Data supplied
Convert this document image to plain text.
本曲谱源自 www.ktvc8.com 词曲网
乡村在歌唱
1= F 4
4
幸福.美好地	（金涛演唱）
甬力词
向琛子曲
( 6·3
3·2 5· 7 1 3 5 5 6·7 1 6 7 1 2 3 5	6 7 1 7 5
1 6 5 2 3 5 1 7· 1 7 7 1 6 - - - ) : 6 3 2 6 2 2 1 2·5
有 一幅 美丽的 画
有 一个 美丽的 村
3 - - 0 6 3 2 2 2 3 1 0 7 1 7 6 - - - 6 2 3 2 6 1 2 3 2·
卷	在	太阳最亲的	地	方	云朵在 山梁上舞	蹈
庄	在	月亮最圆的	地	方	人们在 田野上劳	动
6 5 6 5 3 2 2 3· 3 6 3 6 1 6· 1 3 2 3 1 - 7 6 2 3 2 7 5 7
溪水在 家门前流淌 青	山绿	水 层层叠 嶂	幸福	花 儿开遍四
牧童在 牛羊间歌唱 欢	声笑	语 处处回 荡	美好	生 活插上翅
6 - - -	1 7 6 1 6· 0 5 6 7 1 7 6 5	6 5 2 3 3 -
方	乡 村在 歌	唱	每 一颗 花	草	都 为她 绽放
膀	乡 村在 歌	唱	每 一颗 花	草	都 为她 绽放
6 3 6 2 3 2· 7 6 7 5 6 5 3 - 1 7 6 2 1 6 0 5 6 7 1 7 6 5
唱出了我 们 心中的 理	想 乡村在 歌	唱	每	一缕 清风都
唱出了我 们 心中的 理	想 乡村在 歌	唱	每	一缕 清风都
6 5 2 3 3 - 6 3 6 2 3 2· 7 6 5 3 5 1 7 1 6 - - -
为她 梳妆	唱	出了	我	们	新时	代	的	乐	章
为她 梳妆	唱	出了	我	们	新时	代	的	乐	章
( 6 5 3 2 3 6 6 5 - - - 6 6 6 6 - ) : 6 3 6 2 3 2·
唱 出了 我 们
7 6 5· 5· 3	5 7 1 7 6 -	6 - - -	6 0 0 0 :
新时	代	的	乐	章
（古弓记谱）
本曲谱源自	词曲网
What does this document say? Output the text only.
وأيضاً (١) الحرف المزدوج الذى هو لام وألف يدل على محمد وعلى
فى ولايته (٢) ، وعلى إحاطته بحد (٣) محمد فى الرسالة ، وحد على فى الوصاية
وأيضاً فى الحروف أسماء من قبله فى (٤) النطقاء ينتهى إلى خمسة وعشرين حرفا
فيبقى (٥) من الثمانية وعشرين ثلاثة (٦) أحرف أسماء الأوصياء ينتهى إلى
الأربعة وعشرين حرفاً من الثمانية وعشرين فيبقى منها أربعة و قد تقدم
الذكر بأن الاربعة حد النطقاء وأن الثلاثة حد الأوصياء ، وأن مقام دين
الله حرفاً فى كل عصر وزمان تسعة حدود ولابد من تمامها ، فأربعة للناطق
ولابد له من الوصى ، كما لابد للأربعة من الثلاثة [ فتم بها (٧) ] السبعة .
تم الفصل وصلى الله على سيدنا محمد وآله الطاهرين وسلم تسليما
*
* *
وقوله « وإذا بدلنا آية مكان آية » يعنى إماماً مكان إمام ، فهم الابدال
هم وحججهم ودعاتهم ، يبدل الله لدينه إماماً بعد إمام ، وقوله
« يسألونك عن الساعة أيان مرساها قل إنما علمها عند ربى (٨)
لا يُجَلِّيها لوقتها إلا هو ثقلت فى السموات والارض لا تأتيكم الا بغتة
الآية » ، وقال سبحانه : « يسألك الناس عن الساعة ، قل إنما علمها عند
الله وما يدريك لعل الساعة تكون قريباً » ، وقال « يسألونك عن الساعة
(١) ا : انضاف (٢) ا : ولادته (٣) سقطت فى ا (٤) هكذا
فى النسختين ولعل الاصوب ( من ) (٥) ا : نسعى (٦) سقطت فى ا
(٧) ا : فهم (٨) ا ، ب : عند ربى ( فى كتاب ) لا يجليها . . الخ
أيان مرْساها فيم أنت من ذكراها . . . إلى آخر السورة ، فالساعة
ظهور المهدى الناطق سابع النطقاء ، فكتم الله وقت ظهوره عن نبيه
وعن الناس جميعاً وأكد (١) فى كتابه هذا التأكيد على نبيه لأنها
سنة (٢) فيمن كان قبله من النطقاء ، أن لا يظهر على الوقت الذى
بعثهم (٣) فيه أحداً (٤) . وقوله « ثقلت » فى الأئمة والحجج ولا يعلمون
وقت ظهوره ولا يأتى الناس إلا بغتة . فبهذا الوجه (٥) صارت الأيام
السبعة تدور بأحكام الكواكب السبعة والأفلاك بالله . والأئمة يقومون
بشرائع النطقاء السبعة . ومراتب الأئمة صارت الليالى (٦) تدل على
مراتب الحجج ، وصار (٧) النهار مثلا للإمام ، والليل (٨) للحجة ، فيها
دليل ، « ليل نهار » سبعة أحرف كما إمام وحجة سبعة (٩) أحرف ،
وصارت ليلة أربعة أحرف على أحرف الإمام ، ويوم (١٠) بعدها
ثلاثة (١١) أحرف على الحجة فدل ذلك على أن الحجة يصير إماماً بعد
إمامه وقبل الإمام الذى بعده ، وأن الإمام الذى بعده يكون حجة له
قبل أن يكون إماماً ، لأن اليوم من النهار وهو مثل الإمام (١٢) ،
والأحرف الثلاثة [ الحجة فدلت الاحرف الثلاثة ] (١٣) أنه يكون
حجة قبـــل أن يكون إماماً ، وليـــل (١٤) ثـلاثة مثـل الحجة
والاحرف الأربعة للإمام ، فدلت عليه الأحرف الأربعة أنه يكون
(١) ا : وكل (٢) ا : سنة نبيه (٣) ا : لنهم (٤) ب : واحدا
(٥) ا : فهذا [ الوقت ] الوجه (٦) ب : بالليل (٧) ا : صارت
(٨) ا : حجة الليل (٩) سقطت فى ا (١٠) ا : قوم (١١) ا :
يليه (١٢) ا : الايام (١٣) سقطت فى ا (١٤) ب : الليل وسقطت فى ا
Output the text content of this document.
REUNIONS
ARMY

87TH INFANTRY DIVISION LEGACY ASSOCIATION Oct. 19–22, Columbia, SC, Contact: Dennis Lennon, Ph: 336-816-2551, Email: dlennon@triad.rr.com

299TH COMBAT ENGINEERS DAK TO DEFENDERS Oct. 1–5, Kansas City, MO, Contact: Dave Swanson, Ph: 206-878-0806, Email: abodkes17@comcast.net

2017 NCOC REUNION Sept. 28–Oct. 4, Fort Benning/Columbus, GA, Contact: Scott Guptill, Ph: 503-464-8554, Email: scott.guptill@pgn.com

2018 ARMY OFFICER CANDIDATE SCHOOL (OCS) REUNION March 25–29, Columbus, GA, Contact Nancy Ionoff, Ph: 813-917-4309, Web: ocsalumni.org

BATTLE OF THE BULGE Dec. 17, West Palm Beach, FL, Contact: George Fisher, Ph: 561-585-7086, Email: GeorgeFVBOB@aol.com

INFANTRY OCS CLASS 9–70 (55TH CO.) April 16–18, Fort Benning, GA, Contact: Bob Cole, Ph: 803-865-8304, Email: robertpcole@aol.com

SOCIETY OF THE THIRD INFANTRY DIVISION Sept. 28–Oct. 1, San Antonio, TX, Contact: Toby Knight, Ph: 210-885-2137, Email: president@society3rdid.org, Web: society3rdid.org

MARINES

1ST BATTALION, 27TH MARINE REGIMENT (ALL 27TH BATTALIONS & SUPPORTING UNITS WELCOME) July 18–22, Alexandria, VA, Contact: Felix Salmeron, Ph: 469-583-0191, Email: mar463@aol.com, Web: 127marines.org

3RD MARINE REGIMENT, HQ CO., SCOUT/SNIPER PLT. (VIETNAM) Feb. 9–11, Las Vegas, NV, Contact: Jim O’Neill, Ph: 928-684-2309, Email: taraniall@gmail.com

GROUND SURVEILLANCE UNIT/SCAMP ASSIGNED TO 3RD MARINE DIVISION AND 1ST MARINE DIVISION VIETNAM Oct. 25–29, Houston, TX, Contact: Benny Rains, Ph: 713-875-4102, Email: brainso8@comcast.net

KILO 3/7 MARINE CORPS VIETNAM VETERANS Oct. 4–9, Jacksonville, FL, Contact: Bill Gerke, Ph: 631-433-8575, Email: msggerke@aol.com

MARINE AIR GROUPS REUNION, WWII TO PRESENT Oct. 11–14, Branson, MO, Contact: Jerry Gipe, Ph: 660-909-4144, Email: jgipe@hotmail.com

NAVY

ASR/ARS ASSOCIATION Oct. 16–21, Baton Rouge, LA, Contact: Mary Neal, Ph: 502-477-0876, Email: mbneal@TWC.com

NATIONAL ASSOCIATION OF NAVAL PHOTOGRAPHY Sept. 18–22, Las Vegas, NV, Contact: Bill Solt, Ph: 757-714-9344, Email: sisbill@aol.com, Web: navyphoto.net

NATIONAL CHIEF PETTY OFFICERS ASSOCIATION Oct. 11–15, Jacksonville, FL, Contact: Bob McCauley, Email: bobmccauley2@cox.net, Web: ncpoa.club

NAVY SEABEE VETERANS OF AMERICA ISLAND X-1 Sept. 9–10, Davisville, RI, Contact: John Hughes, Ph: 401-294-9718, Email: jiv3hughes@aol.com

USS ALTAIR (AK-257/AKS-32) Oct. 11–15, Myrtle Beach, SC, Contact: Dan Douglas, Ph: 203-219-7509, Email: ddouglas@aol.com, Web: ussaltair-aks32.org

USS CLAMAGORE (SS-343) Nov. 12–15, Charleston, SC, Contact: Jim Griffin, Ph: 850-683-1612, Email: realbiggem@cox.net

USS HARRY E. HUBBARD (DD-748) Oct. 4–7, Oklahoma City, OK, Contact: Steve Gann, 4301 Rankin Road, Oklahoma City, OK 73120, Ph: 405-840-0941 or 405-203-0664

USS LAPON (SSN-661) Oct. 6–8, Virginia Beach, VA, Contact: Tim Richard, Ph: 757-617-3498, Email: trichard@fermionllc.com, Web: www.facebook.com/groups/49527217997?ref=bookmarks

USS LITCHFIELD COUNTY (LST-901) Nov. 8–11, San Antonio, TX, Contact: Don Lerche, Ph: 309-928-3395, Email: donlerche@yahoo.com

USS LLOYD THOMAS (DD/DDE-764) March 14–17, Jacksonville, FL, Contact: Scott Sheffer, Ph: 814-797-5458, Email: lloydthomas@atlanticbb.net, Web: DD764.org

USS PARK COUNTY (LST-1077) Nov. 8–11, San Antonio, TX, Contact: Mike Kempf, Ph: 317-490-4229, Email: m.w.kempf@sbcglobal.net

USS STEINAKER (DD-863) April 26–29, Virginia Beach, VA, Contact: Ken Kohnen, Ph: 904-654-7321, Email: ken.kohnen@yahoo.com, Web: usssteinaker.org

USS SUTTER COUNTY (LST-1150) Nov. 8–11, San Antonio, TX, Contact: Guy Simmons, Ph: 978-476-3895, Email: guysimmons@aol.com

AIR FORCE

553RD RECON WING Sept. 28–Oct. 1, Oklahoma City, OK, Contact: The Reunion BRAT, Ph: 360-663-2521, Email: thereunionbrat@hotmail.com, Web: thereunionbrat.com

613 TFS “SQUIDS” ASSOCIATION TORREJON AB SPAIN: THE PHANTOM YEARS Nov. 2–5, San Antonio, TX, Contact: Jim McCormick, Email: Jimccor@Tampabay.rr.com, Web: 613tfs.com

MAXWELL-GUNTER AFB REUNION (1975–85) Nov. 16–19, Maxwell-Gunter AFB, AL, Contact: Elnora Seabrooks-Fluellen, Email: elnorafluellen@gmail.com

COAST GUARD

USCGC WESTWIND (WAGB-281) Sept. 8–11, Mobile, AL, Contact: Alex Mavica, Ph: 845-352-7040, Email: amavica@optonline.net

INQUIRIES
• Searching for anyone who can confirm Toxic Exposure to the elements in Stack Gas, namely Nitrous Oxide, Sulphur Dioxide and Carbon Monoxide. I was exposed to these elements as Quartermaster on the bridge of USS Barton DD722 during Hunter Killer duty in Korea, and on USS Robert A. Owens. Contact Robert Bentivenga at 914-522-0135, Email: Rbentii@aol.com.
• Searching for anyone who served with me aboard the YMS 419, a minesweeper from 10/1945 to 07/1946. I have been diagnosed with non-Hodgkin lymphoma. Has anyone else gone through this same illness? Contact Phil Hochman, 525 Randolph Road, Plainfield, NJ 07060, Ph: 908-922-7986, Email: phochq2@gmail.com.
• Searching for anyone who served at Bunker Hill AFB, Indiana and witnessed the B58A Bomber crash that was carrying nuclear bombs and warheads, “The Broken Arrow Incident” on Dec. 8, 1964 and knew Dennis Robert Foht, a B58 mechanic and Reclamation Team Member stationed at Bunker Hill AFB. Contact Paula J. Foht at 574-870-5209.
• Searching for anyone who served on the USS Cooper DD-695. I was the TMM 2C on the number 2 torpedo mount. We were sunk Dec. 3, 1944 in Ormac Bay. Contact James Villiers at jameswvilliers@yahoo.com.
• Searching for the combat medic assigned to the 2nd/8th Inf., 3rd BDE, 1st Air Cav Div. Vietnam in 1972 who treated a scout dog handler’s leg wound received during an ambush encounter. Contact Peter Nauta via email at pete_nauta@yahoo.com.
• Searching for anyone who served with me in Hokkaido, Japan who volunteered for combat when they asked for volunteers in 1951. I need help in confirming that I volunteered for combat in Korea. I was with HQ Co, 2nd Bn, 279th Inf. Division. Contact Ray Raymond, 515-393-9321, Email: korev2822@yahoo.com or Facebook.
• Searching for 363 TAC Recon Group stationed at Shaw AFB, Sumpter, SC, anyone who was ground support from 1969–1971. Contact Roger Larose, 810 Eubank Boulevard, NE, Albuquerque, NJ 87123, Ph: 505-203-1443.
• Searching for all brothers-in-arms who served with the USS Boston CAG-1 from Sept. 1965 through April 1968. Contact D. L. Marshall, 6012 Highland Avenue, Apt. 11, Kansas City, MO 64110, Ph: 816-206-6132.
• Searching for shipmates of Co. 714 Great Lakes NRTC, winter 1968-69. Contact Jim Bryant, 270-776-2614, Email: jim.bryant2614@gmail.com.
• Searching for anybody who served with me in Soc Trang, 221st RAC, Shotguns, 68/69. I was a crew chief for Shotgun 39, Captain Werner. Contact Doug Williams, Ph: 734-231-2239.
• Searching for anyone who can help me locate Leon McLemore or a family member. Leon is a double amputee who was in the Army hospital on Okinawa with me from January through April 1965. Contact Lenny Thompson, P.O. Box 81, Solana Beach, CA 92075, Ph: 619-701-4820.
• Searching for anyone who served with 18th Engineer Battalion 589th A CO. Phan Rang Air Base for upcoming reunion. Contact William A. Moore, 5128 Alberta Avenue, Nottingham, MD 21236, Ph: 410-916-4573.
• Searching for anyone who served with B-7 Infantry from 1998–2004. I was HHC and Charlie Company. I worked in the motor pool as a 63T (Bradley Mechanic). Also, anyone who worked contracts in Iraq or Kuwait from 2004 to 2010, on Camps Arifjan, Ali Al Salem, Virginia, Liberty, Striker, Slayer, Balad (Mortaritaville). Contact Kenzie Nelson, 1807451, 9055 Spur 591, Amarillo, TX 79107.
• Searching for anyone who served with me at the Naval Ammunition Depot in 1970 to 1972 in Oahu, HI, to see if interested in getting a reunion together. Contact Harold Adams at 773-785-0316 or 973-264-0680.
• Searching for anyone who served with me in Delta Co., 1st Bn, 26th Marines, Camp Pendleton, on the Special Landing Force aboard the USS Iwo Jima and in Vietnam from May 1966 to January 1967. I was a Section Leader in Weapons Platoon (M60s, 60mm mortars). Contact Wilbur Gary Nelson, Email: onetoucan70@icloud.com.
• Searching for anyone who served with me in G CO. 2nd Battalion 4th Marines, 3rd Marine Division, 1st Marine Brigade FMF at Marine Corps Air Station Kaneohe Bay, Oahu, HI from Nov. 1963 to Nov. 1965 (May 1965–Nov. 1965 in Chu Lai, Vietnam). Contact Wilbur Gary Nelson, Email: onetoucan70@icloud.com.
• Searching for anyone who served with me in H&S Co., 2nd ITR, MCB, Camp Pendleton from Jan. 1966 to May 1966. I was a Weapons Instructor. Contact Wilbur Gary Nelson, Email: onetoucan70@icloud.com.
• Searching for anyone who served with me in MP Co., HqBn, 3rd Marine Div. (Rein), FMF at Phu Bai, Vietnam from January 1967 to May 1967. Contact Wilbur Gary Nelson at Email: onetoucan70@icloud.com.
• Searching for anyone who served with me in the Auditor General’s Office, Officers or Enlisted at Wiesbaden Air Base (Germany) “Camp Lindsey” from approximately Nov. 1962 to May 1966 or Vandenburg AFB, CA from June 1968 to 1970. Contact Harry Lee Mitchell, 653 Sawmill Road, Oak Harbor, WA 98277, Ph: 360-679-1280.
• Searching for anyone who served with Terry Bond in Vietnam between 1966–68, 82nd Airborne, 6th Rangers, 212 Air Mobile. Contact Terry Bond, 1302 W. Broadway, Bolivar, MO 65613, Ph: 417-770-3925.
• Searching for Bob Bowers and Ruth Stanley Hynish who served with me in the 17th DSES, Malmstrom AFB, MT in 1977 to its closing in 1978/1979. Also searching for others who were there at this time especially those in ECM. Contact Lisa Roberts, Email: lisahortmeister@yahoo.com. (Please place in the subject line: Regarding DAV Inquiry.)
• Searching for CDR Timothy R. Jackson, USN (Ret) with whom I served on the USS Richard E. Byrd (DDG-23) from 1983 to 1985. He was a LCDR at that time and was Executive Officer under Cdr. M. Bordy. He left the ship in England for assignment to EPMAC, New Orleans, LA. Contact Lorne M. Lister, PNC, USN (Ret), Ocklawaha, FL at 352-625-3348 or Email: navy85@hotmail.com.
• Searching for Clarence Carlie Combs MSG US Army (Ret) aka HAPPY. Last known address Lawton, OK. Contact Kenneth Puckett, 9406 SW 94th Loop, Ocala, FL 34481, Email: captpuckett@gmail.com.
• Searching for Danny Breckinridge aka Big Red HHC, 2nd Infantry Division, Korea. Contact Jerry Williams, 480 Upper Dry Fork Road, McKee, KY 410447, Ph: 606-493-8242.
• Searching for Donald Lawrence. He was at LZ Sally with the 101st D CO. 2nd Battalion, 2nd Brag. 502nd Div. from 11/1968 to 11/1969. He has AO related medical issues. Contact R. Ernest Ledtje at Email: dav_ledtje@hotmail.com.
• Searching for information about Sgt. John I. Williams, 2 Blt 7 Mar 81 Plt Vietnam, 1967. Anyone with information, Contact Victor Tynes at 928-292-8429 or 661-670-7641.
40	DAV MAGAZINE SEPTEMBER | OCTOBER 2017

Task statement
Return every line containing "Dennis".

Solution to this task
87TH INFANTRY DIVISION LEGACY ASSOCIATION Oct. 19–22, Columbia, SC, Contact: Dennis Lennon, Ph: 336-816-2551, Email: dlennon@triad.rr.com
• Searching for anyone who served at Bunker Hill AFB, Indiana and witnessed the B58A Bomber crash that was carrying nuclear bombs and warheads, “The Broken Arrow Incident” on Dec. 8, 1964 and knew Dennis Robert Foht, a B58 mechanic and Reclamation Team Member stationed at Bunker Hill AFB. Contact Paula J. Foht at 574-870-5209.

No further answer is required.